/---

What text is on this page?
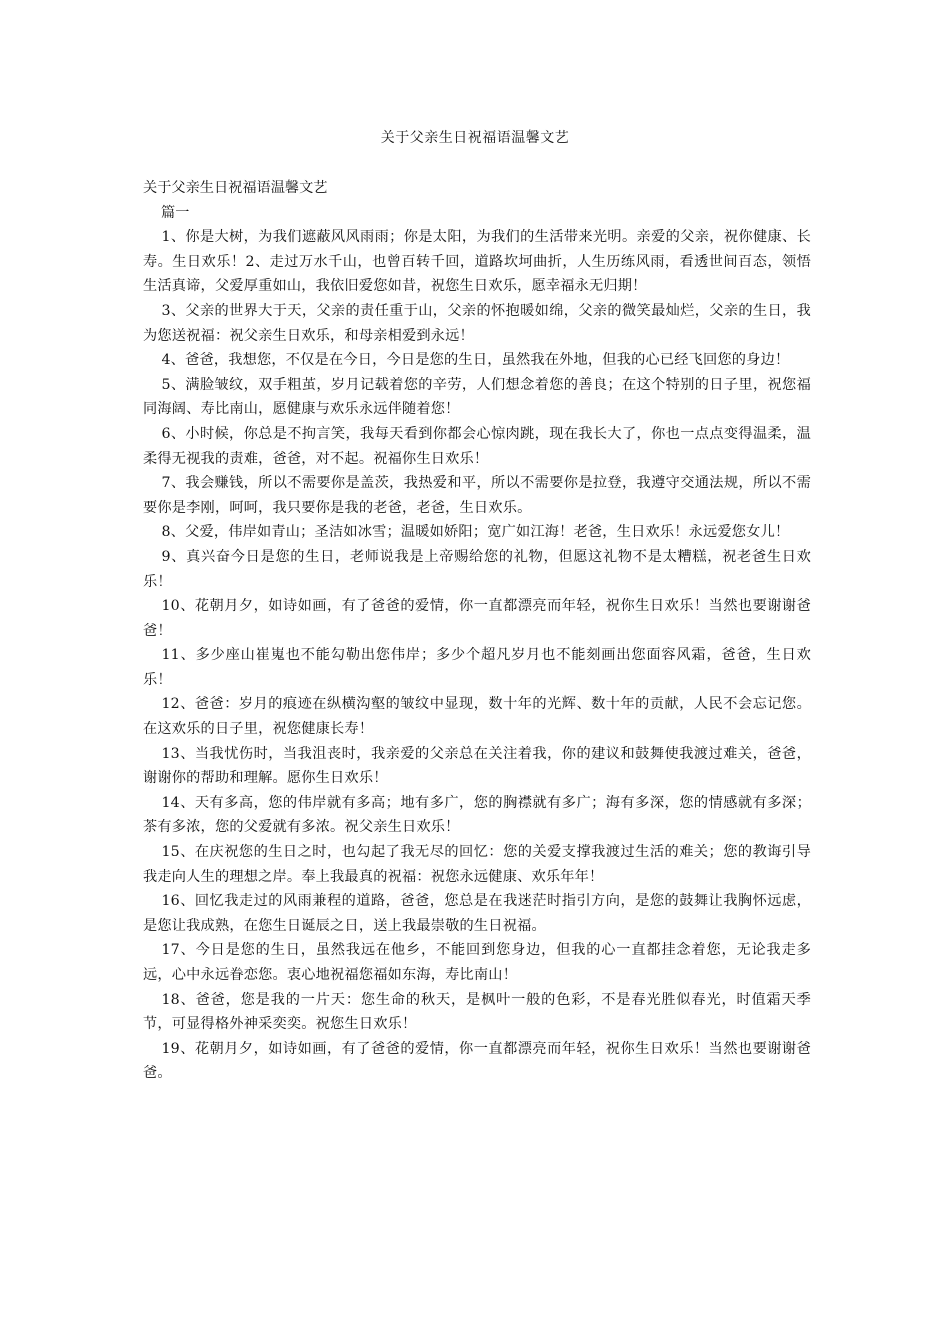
关于父亲生日祝福语温馨文艺

关于父亲生日祝福语温馨文艺

篇一

1、你是大树，为我们遮蔽风风雨雨；你是太阳，为我们的生活带来光明。亲爱的父亲，祝你健康、长寿。生日欢乐！2、走过万水千山，也曾百转千回，道路坎坷曲折，人生历练风雨，看透世间百态，领悟生活真谛，父爱厚重如山，我依旧爱您如昔，祝您生日欢乐，愿幸福永无归期！

3、父亲的世界大于天，父亲的责任重于山，父亲的怀抱暖如绵，父亲的微笑最灿烂，父亲的生日，我为您送祝福：祝父亲生日欢乐，和母亲相爱到永远！

4、爸爸，我想您，不仅是在今日，今日是您的生日，虽然我在外地，但我的心已经飞回您的身边！

5、满脸皱纹，双手粗茧，岁月记载着您的辛劳，人们想念着您的善良；在这个特别的日子里，祝您福同海阔、寿比南山，愿健康与欢乐永远伴随着您！

6、小时候，你总是不拘言笑，我每天看到你都会心惊肉跳，现在我长大了，你也一点点变得温柔，温柔得无视我的责难，爸爸，对不起。祝福你生日欢乐！

7、我会赚钱，所以不需要你是盖茨，我热爱和平，所以不需要你是拉登，我遵守交通法规，所以不需要你是李刚，呵呵，我只要你是我的老爸，老爸，生日欢乐。

8、父爱，伟岸如青山；圣洁如冰雪；温暖如娇阳；宽广如江海！老爸，生日欢乐！永远爱您女儿！

9、真兴奋今日是您的生日，老师说我是上帝赐给您的礼物，但愿这礼物不是太糟糕，祝老爸生日欢乐！

10、花朝月夕，如诗如画，有了爸爸的爱情，你一直都漂亮而年轻，祝你生日欢乐！当然也要谢谢爸爸！

11、多少座山崔嵬也不能勾勒出您伟岸；多少个超凡岁月也不能刻画出您面容风霜，爸爸，生日欢乐！

12、爸爸：岁月的痕迹在纵横沟壑的皱纹中显现，数十年的光辉、数十年的贡献，人民不会忘记您。在这欢乐的日子里，祝您健康长寿！

13、当我忧伤时，当我沮丧时，我亲爱的父亲总在关注着我，你的建议和鼓舞使我渡过难关，爸爸，谢谢你的帮助和理解。愿你生日欢乐！

14、天有多高，您的伟岸就有多高；地有多广，您的胸襟就有多广；海有多深，您的情感就有多深；茶有多浓，您的父爱就有多浓。祝父亲生日欢乐！

15、在庆祝您的生日之时，也勾起了我无尽的回忆：您的关爱支撑我渡过生活的难关；您的教诲引导我走向人生的理想之岸。奉上我最真的祝福：祝您永远健康、欢乐年年！

16、回忆我走过的风雨兼程的道路，爸爸，您总是在我迷茫时指引方向，是您的鼓舞让我胸怀远虑，是您让我成熟，在您生日诞辰之日，送上我最崇敬的生日祝福。

17、今日是您的生日，虽然我远在他乡，不能回到您身边，但我的心一直都挂念着您，无论我走多远，心中永远眷恋您。衷心地祝福您福如东海，寿比南山！

18、爸爸，您是我的一片天：您生命的秋天，是枫叶一般的色彩，不是春光胜似春光，时值霜天季节，可显得格外神采奕奕。祝您生日欢乐！

19、花朝月夕，如诗如画，有了爸爸的爱情，你一直都漂亮而年轻，祝你生日欢乐！当然也要谢谢爸爸。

\---

GIVEN REQUEST =>
Pictures stay out; reproduce every line of the records exactly.

RESPONSE BELOW =>
What text is on this page?
关于父亲生日祝福语温馨文艺

关于父亲生日祝福语温馨文艺

篇一

1、你是大树，为我们遮蔽风风雨雨；你是太阳，为我们的生活带来光明。亲爱的父亲，祝你健康、长寿。生日欢乐！2、走过万水千山，也曾百转千回，道路坎坷曲折，人生历练风雨，看透世间百态，领悟生活真谛，父爱厚重如山，我依旧爱您如昔，祝您生日欢乐，愿幸福永无归期！

3、父亲的世界大于天，父亲的责任重于山，父亲的怀抱暖如绵，父亲的微笑最灿烂，父亲的生日，我为您送祝福：祝父亲生日欢乐，和母亲相爱到永远！

4、爸爸，我想您，不仅是在今日，今日是您的生日，虽然我在外地，但我的心已经飞回您的身边！

5、满脸皱纹，双手粗茧，岁月记载着您的辛劳，人们想念着您的善良；在这个特别的日子里，祝您福同海阔、寿比南山，愿健康与欢乐永远伴随着您！

6、小时候，你总是不拘言笑，我每天看到你都会心惊肉跳，现在我长大了，你也一点点变得温柔，温柔得无视我的责难，爸爸，对不起。祝福你生日欢乐！

7、我会赚钱，所以不需要你是盖茨，我热爱和平，所以不需要你是拉登，我遵守交通法规，所以不需要你是李刚，呵呵，我只要你是我的老爸，老爸，生日欢乐。

8、父爱，伟岸如青山；圣洁如冰雪；温暖如娇阳；宽广如江海！老爸，生日欢乐！永远爱您女儿！

9、真兴奋今日是您的生日，老师说我是上帝赐给您的礼物，但愿这礼物不是太糟糕，祝老爸生日欢乐！

10、花朝月夕，如诗如画，有了爸爸的爱情，你一直都漂亮而年轻，祝你生日欢乐！当然也要谢谢爸爸！

11、多少座山崔嵬也不能勾勒出您伟岸；多少个超凡岁月也不能刻画出您面容风霜，爸爸，生日欢乐！

12、爸爸：岁月的痕迹在纵横沟壑的皱纹中显现，数十年的光辉、数十年的贡献，人民不会忘记您。在这欢乐的日子里，祝您健康长寿！

13、当我忧伤时，当我沮丧时，我亲爱的父亲总在关注着我，你的建议和鼓舞使我渡过难关，爸爸，谢谢你的帮助和理解。愿你生日欢乐！

14、天有多高，您的伟岸就有多高；地有多广，您的胸襟就有多广；海有多深，您的情感就有多深；茶有多浓，您的父爱就有多浓。祝父亲生日欢乐！

15、在庆祝您的生日之时，也勾起了我无尽的回忆：您的关爱支撑我渡过生活的难关；您的教诲引导我走向人生的理想之岸。奉上我最真的祝福：祝您永远健康、欢乐年年！

16、回忆我走过的风雨兼程的道路，爸爸，您总是在我迷茫时指引方向，是您的鼓舞让我胸怀远虑，是您让我成熟，在您生日诞辰之日，送上我最崇敬的生日祝福。

17、今日是您的生日，虽然我远在他乡，不能回到您身边，但我的心一直都挂念着您，无论我走多远，心中永远眷恋您。衷心地祝福您福如东海，寿比南山！

18、爸爸，您是我的一片天：您生命的秋天，是枫叶一般的色彩，不是春光胜似春光，时值霜天季节，可显得格外神采奕奕。祝您生日欢乐！

19、花朝月夕，如诗如画，有了爸爸的爱情，你一直都漂亮而年轻，祝你生日欢乐！当然也要谢谢爸爸。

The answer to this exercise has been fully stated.